◆ **Assignment**: A faithful copy of the entries is required, with no images in it.
◇ ◇ ◇ ◇
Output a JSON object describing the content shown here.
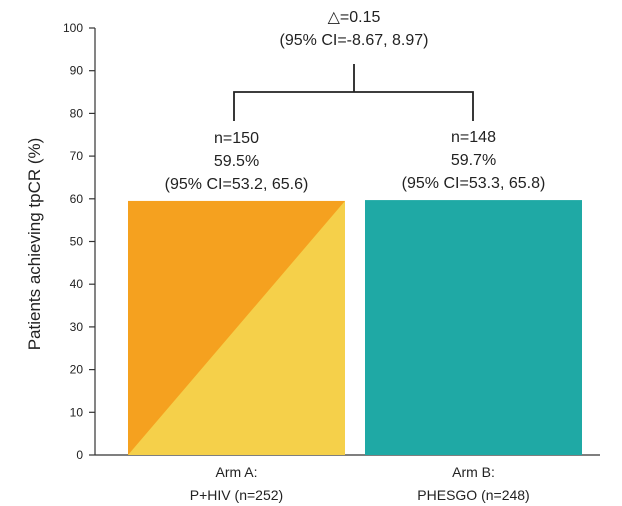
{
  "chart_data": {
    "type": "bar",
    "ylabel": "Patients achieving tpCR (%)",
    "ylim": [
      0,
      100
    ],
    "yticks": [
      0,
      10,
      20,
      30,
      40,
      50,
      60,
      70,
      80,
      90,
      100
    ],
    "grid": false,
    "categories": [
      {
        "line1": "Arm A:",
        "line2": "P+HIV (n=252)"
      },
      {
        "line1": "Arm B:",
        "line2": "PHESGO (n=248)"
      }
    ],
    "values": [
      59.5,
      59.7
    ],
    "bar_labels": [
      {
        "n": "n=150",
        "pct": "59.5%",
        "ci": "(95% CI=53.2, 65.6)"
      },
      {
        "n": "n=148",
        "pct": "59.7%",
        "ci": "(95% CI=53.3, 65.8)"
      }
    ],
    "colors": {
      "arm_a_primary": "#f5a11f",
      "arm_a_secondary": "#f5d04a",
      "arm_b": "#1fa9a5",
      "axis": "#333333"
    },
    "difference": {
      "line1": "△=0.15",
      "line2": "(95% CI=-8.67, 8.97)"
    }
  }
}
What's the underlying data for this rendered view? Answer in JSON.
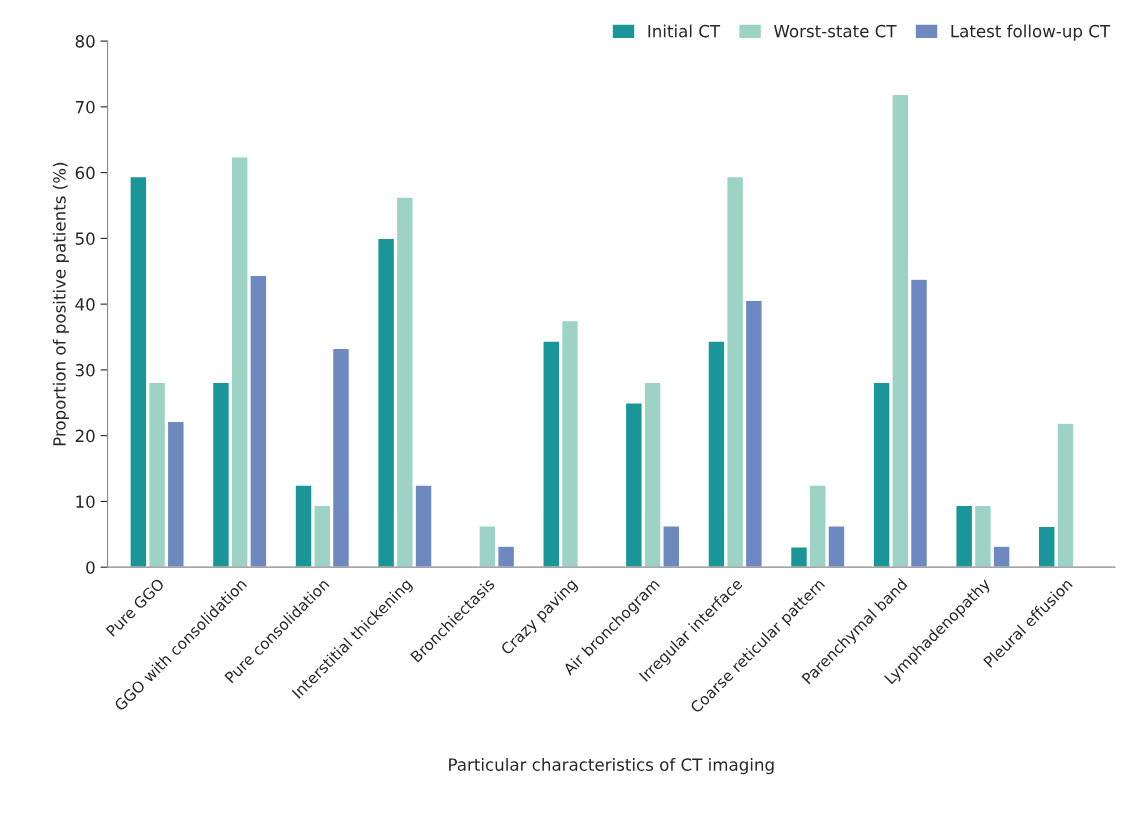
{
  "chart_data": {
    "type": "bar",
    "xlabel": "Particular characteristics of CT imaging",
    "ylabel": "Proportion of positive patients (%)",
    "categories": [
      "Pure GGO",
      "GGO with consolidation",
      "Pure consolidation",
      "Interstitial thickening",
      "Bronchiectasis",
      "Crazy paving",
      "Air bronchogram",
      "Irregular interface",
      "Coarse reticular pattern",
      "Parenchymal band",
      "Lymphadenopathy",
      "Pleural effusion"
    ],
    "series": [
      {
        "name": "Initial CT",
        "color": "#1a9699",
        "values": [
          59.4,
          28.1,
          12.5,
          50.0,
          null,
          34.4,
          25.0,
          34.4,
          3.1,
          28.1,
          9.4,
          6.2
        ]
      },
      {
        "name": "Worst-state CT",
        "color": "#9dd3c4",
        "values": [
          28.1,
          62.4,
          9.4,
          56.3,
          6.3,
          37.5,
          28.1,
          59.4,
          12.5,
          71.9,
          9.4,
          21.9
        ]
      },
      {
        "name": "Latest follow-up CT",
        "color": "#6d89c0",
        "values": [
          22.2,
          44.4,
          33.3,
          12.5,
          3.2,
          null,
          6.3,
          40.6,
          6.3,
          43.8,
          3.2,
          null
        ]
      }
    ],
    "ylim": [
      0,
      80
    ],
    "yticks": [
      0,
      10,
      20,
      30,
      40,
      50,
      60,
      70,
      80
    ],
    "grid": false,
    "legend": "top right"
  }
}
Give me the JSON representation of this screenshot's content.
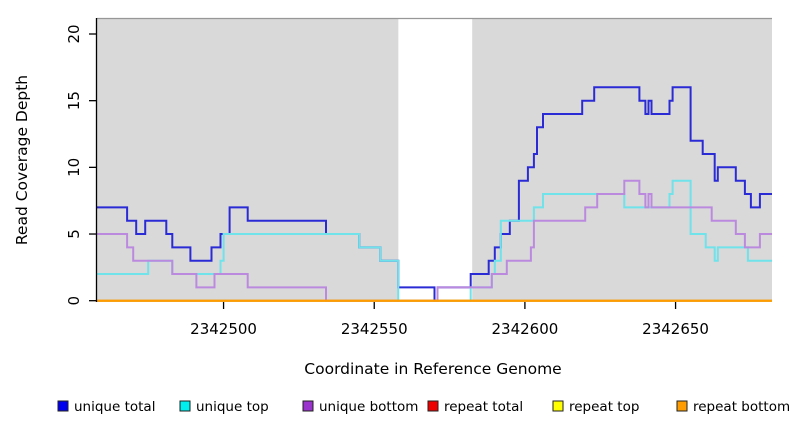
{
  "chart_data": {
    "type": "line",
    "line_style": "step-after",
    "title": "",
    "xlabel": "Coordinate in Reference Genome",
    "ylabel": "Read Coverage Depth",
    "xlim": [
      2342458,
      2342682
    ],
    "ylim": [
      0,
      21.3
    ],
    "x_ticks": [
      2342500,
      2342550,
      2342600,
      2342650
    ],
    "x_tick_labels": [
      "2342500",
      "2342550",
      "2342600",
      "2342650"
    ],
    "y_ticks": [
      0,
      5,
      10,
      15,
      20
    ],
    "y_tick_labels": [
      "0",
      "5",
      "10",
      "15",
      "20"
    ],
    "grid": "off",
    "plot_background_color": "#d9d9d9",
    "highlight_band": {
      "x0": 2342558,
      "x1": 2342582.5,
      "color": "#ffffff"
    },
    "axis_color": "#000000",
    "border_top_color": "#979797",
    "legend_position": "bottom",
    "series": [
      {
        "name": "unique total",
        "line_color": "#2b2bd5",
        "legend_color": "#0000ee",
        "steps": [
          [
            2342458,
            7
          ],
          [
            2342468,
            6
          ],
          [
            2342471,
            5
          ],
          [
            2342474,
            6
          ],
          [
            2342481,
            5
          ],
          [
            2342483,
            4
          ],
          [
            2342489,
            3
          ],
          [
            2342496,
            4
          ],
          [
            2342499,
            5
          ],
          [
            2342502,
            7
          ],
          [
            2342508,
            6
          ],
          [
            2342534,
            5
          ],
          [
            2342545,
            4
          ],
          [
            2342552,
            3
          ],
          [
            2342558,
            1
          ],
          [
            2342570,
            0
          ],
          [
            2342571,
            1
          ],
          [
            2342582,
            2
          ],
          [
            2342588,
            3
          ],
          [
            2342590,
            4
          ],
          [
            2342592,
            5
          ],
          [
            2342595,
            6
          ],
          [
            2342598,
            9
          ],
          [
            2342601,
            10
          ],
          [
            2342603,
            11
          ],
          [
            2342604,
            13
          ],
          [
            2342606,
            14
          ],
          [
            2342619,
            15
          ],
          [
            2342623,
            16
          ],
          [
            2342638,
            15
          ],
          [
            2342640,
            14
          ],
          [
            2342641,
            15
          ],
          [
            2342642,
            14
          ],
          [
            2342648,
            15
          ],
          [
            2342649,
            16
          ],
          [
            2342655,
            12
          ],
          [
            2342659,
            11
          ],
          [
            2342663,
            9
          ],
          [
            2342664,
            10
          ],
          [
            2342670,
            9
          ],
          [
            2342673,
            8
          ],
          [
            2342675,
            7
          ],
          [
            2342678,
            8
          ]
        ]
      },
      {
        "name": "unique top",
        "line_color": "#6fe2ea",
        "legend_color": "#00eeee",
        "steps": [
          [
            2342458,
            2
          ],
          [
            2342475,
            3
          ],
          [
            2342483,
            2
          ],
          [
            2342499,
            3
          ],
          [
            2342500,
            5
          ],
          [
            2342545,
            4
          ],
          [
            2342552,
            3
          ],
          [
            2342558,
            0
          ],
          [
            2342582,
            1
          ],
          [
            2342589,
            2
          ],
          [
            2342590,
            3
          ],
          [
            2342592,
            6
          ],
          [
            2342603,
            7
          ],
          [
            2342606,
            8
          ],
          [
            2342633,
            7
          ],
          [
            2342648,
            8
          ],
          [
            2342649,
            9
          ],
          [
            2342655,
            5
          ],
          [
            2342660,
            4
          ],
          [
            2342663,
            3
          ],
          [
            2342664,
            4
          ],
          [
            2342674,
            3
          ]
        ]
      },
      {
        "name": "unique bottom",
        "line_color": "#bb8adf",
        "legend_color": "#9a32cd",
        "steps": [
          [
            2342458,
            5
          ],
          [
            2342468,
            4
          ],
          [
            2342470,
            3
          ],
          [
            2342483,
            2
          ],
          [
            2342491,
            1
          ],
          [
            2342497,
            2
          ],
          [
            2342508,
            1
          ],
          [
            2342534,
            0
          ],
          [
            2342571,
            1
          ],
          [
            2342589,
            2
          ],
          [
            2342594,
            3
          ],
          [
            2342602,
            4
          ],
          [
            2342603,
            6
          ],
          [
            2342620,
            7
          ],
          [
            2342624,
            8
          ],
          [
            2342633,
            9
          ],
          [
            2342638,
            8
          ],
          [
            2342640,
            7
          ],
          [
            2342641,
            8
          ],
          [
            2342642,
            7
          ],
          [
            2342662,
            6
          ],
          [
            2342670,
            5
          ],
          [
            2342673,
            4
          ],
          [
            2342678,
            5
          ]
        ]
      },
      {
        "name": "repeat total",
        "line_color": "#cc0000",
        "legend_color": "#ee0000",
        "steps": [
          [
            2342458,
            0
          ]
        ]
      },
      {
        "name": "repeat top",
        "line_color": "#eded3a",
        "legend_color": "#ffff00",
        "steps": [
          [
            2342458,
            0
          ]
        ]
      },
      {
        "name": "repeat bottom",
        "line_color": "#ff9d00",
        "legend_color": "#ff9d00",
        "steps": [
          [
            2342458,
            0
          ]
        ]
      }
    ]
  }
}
◇ ◇ ◇ ◇
◆ **Task solution**:
Output a JSON object describing the content shown here.
{
  "chart_data": {
    "type": "bar",
    "ylabel": "Patients achieving tpCR (%)",
    "ylim": [
      0,
      100
    ],
    "yticks": [
      0,
      10,
      20,
      30,
      40,
      50,
      60,
      70,
      80,
      90,
      100
    ],
    "grid": false,
    "categories": [
      {
        "line1": "Arm A:",
        "line2": "P+HIV (n=252)"
      },
      {
        "line1": "Arm B:",
        "line2": "PHESGO (n=248)"
      }
    ],
    "values": [
      59.5,
      59.7
    ],
    "bar_labels": [
      {
        "n": "n=150",
        "pct": "59.5%",
        "ci": "(95% CI=53.2, 65.6)"
      },
      {
        "n": "n=148",
        "pct": "59.7%",
        "ci": "(95% CI=53.3, 65.8)"
      }
    ],
    "colors": {
      "arm_a_primary": "#f5a11f",
      "arm_a_secondary": "#f5d04a",
      "arm_b": "#1fa9a5",
      "axis": "#333333"
    },
    "difference": {
      "line1": "△=0.15",
      "line2": "(95% CI=-8.67, 8.97)"
    }
  }
}
What's the underlying data for this rendered view? Answer in JSON.
{
  "chart_data": {
    "type": "bar",
    "xlabel": "Particular characteristics of CT imaging",
    "ylabel": "Proportion of positive patients (%)",
    "categories": [
      "Pure GGO",
      "GGO with consolidation",
      "Pure consolidation",
      "Interstitial thickening",
      "Bronchiectasis",
      "Crazy paving",
      "Air bronchogram",
      "Irregular interface",
      "Coarse reticular pattern",
      "Parenchymal band",
      "Lymphadenopathy",
      "Pleural effusion"
    ],
    "series": [
      {
        "name": "Initial CT",
        "color": "#1a9699",
        "values": [
          59.4,
          28.1,
          12.5,
          50.0,
          null,
          34.4,
          25.0,
          34.4,
          3.1,
          28.1,
          9.4,
          6.2
        ]
      },
      {
        "name": "Worst-state CT",
        "color": "#9dd3c4",
        "values": [
          28.1,
          62.4,
          9.4,
          56.3,
          6.3,
          37.5,
          28.1,
          59.4,
          12.5,
          71.9,
          9.4,
          21.9
        ]
      },
      {
        "name": "Latest follow-up CT",
        "color": "#6d89c0",
        "values": [
          22.2,
          44.4,
          33.3,
          12.5,
          3.2,
          null,
          6.3,
          40.6,
          6.3,
          43.8,
          3.2,
          null
        ]
      }
    ],
    "ylim": [
      0,
      80
    ],
    "yticks": [
      0,
      10,
      20,
      30,
      40,
      50,
      60,
      70,
      80
    ],
    "grid": false,
    "legend": "top right"
  }
}
Give me the JSON representation of this screenshot's content.
{
  "chart_data": {
    "type": "line",
    "line_style": "step-after",
    "title": "",
    "xlabel": "Coordinate in Reference Genome",
    "ylabel": "Read Coverage Depth",
    "xlim": [
      2342458,
      2342682
    ],
    "ylim": [
      0,
      21.3
    ],
    "x_ticks": [
      2342500,
      2342550,
      2342600,
      2342650
    ],
    "x_tick_labels": [
      "2342500",
      "2342550",
      "2342600",
      "2342650"
    ],
    "y_ticks": [
      0,
      5,
      10,
      15,
      20
    ],
    "y_tick_labels": [
      "0",
      "5",
      "10",
      "15",
      "20"
    ],
    "grid": "off",
    "plot_background_color": "#d9d9d9",
    "highlight_band": {
      "x0": 2342558,
      "x1": 2342582.5,
      "color": "#ffffff"
    },
    "axis_color": "#000000",
    "border_top_color": "#979797",
    "legend_position": "bottom",
    "series": [
      {
        "name": "unique total",
        "line_color": "#2b2bd5",
        "legend_color": "#0000ee",
        "steps": [
          [
            2342458,
            7
          ],
          [
            2342468,
            6
          ],
          [
            2342471,
            5
          ],
          [
            2342474,
            6
          ],
          [
            2342481,
            5
          ],
          [
            2342483,
            4
          ],
          [
            2342489,
            3
          ],
          [
            2342496,
            4
          ],
          [
            2342499,
            5
          ],
          [
            2342502,
            7
          ],
          [
            2342508,
            6
          ],
          [
            2342534,
            5
          ],
          [
            2342545,
            4
          ],
          [
            2342552,
            3
          ],
          [
            2342558,
            1
          ],
          [
            2342570,
            0
          ],
          [
            2342571,
            1
          ],
          [
            2342582,
            2
          ],
          [
            2342588,
            3
          ],
          [
            2342590,
            4
          ],
          [
            2342592,
            5
          ],
          [
            2342595,
            6
          ],
          [
            2342598,
            9
          ],
          [
            2342601,
            10
          ],
          [
            2342603,
            11
          ],
          [
            2342604,
            13
          ],
          [
            2342606,
            14
          ],
          [
            2342619,
            15
          ],
          [
            2342623,
            16
          ],
          [
            2342638,
            15
          ],
          [
            2342640,
            14
          ],
          [
            2342641,
            15
          ],
          [
            2342642,
            14
          ],
          [
            2342648,
            15
          ],
          [
            2342649,
            16
          ],
          [
            2342655,
            12
          ],
          [
            2342659,
            11
          ],
          [
            2342663,
            9
          ],
          [
            2342664,
            10
          ],
          [
            2342670,
            9
          ],
          [
            2342673,
            8
          ],
          [
            2342675,
            7
          ],
          [
            2342678,
            8
          ]
        ]
      },
      {
        "name": "unique top",
        "line_color": "#6fe2ea",
        "legend_color": "#00eeee",
        "steps": [
          [
            2342458,
            2
          ],
          [
            2342475,
            3
          ],
          [
            2342483,
            2
          ],
          [
            2342499,
            3
          ],
          [
            2342500,
            5
          ],
          [
            2342545,
            4
          ],
          [
            2342552,
            3
          ],
          [
            2342558,
            0
          ],
          [
            2342582,
            1
          ],
          [
            2342589,
            2
          ],
          [
            2342590,
            3
          ],
          [
            2342592,
            6
          ],
          [
            2342603,
            7
          ],
          [
            2342606,
            8
          ],
          [
            2342633,
            7
          ],
          [
            2342648,
            8
          ],
          [
            2342649,
            9
          ],
          [
            2342655,
            5
          ],
          [
            2342660,
            4
          ],
          [
            2342663,
            3
          ],
          [
            2342664,
            4
          ],
          [
            2342674,
            3
          ]
        ]
      },
      {
        "name": "unique bottom",
        "line_color": "#bb8adf",
        "legend_color": "#9a32cd",
        "steps": [
          [
            2342458,
            5
          ],
          [
            2342468,
            4
          ],
          [
            2342470,
            3
          ],
          [
            2342483,
            2
          ],
          [
            2342491,
            1
          ],
          [
            2342497,
            2
          ],
          [
            2342508,
            1
          ],
          [
            2342534,
            0
          ],
          [
            2342571,
            1
          ],
          [
            2342589,
            2
          ],
          [
            2342594,
            3
          ],
          [
            2342602,
            4
          ],
          [
            2342603,
            6
          ],
          [
            2342620,
            7
          ],
          [
            2342624,
            8
          ],
          [
            2342633,
            9
          ],
          [
            2342638,
            8
          ],
          [
            2342640,
            7
          ],
          [
            2342641,
            8
          ],
          [
            2342642,
            7
          ],
          [
            2342662,
            6
          ],
          [
            2342670,
            5
          ],
          [
            2342673,
            4
          ],
          [
            2342678,
            5
          ]
        ]
      },
      {
        "name": "repeat total",
        "line_color": "#cc0000",
        "legend_color": "#ee0000",
        "steps": [
          [
            2342458,
            0
          ]
        ]
      },
      {
        "name": "repeat top",
        "line_color": "#eded3a",
        "legend_color": "#ffff00",
        "steps": [
          [
            2342458,
            0
          ]
        ]
      },
      {
        "name": "repeat bottom",
        "line_color": "#ff9d00",
        "legend_color": "#ff9d00",
        "steps": [
          [
            2342458,
            0
          ]
        ]
      }
    ]
  }
}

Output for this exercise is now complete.